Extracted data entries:

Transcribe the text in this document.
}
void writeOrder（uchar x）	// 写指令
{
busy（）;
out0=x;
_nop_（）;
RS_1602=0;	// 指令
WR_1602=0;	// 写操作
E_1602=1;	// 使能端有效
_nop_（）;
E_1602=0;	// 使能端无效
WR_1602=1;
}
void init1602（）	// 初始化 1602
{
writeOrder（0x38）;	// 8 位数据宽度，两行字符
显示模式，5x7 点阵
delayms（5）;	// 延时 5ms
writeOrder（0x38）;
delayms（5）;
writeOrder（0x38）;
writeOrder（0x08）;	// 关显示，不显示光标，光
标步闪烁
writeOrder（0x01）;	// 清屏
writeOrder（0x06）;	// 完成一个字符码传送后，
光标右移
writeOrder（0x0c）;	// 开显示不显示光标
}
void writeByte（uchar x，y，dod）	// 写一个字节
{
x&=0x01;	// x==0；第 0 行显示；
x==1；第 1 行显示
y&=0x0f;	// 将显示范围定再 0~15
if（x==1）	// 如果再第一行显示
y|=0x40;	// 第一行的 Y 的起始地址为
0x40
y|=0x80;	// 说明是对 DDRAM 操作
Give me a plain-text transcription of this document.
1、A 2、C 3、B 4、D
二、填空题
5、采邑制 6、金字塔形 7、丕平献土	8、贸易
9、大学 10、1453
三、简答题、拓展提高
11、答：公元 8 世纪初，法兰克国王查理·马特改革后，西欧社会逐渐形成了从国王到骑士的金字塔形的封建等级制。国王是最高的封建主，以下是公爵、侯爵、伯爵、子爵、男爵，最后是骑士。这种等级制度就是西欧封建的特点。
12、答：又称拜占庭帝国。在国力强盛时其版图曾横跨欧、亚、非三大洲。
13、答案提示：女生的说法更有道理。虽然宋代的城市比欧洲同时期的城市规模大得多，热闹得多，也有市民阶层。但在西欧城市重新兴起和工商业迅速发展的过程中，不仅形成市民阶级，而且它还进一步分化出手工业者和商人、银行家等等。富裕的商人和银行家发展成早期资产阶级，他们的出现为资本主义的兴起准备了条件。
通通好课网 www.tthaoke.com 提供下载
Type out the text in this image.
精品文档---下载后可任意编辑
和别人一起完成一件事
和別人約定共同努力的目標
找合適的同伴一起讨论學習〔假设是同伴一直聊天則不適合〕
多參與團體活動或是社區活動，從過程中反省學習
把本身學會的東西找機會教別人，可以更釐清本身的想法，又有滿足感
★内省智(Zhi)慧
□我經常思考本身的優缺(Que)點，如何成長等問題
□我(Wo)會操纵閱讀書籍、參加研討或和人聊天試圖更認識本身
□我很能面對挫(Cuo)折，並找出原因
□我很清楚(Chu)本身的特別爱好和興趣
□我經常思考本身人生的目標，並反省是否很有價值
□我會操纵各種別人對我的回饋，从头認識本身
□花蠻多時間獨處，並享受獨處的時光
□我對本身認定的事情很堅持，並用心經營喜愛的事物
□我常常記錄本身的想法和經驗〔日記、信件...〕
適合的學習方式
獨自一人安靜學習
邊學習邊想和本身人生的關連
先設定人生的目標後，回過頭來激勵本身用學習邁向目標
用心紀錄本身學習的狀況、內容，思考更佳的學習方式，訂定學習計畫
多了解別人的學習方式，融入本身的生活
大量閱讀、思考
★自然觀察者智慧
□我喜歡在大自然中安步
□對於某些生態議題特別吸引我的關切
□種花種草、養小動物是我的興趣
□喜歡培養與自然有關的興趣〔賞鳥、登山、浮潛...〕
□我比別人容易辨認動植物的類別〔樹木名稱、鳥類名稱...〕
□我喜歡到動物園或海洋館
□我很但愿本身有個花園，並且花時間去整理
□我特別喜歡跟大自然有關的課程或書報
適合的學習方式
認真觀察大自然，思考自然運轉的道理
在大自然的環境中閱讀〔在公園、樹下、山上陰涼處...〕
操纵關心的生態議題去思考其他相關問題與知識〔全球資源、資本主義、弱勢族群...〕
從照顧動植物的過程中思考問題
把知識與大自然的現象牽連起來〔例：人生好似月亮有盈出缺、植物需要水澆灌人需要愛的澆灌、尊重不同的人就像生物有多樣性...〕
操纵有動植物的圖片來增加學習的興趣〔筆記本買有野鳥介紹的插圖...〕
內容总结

* _Required task_: Output an exact copy of the lines beginning at the one that holds "Type out the text in this image." and running through the final line of the records.

* _Complete response_:
Type out the text in this image.
精品文档---下载后可任意编辑
和别人一起完成一件事
和別人約定共同努力的目標
找合適的同伴一起讨论學習〔假设是同伴一直聊天則不適合〕
多參與團體活動或是社區活動，從過程中反省學習
把本身學會的東西找機會教別人，可以更釐清本身的想法，又有滿足感
★内省智(Zhi)慧
□我經常思考本身的優缺(Que)點，如何成長等問題
□我(Wo)會操纵閱讀書籍、參加研討或和人聊天試圖更認識本身
□我很能面對挫(Cuo)折，並找出原因
□我很清楚(Chu)本身的特別爱好和興趣
□我經常思考本身人生的目標，並反省是否很有價值
□我會操纵各種別人對我的回饋，从头認識本身
□花蠻多時間獨處，並享受獨處的時光
□我對本身認定的事情很堅持，並用心經營喜愛的事物
□我常常記錄本身的想法和經驗〔日記、信件...〕
適合的學習方式
獨自一人安靜學習
邊學習邊想和本身人生的關連
先設定人生的目標後，回過頭來激勵本身用學習邁向目標
用心紀錄本身學習的狀況、內容，思考更佳的學習方式，訂定學習計畫
多了解別人的學習方式，融入本身的生活
大量閱讀、思考
★自然觀察者智慧
□我喜歡在大自然中安步
□對於某些生態議題特別吸引我的關切
□種花種草、養小動物是我的興趣
□喜歡培養與自然有關的興趣〔賞鳥、登山、浮潛...〕
□我比別人容易辨認動植物的類別〔樹木名稱、鳥類名稱...〕
□我喜歡到動物園或海洋館
□我很但愿本身有個花園，並且花時間去整理
□我特別喜歡跟大自然有關的課程或書報
適合的學習方式
認真觀察大自然，思考自然運轉的道理
在大自然的環境中閱讀〔在公園、樹下、山上陰涼處...〕
操纵關心的生態議題去思考其他相關問題與知識〔全球資源、資本主義、弱勢族群...〕
從照顧動植物的過程中思考問題
把知識與大自然的現象牽連起來〔例：人生好似月亮有盈出缺、植物需要水澆灌人需要愛的澆灌、尊重不同的人就像生物有多樣性...〕
操纵有動植物的圖片來增加學習的興趣〔筆記本買有野鳥介紹的插圖...〕
內容总结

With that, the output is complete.